- _SET PROBLEM_: In the copy, include every entry exactly but none of the images.

━━━

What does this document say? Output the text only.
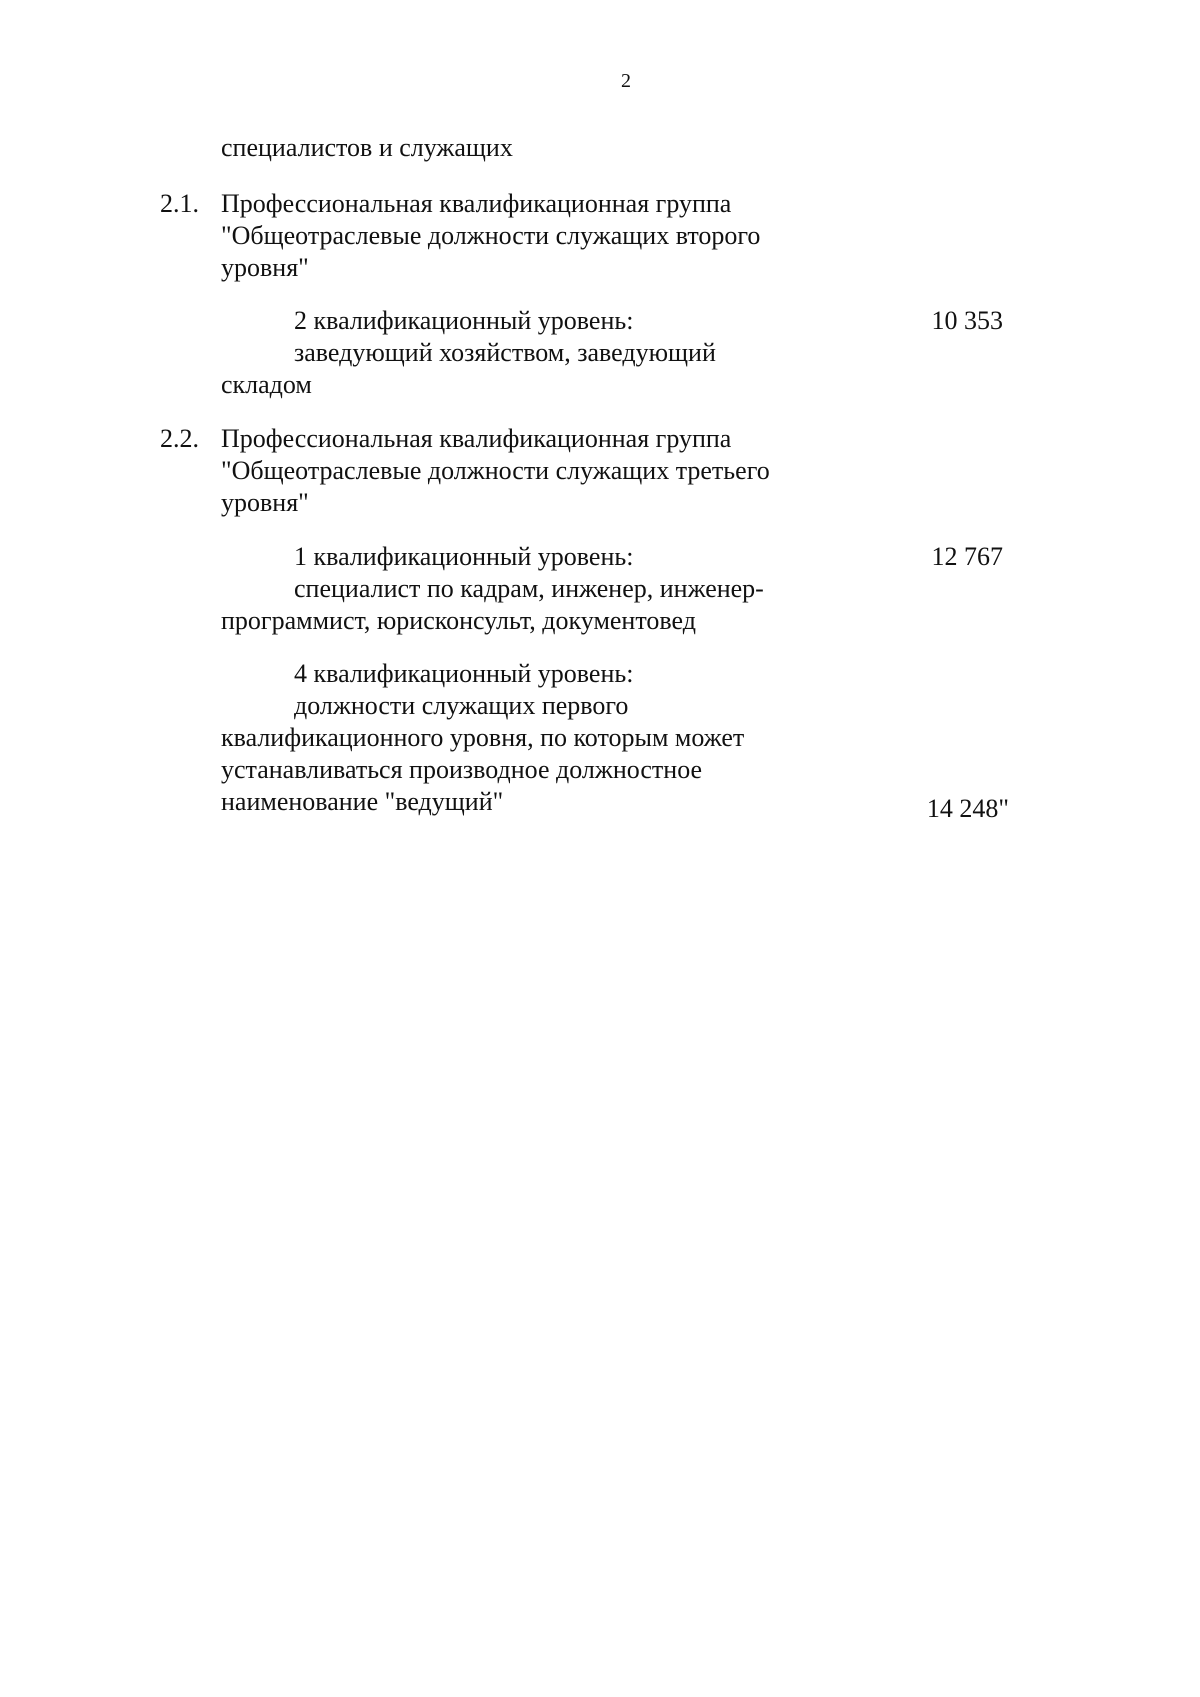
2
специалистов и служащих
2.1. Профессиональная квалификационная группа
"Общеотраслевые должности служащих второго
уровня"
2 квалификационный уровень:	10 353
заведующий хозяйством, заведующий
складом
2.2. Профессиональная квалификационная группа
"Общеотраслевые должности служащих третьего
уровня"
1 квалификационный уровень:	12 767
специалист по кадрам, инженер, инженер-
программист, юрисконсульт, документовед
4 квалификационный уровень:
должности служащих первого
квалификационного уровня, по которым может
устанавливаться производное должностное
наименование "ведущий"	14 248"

━━━

- _SOLUTION TO THIS TASK_:
What does this document say? Output the text only.
2
специалистов и служащих
2.1. Профессиональная квалификационная группа
"Общеотраслевые должности служащих второго
уровня"
2 квалификационный уровень:	10 353
заведующий хозяйством, заведующий
складом
2.2. Профессиональная квалификационная группа
"Общеотраслевые должности служащих третьего
уровня"
1 квалификационный уровень:	12 767
специалист по кадрам, инженер, инженер-
программист, юрисконсульт, документовед
4 квалификационный уровень:
должности служащих первого
квалификационного уровня, по которым может
устанавливаться производное должностное
наименование "ведущий"	14 248"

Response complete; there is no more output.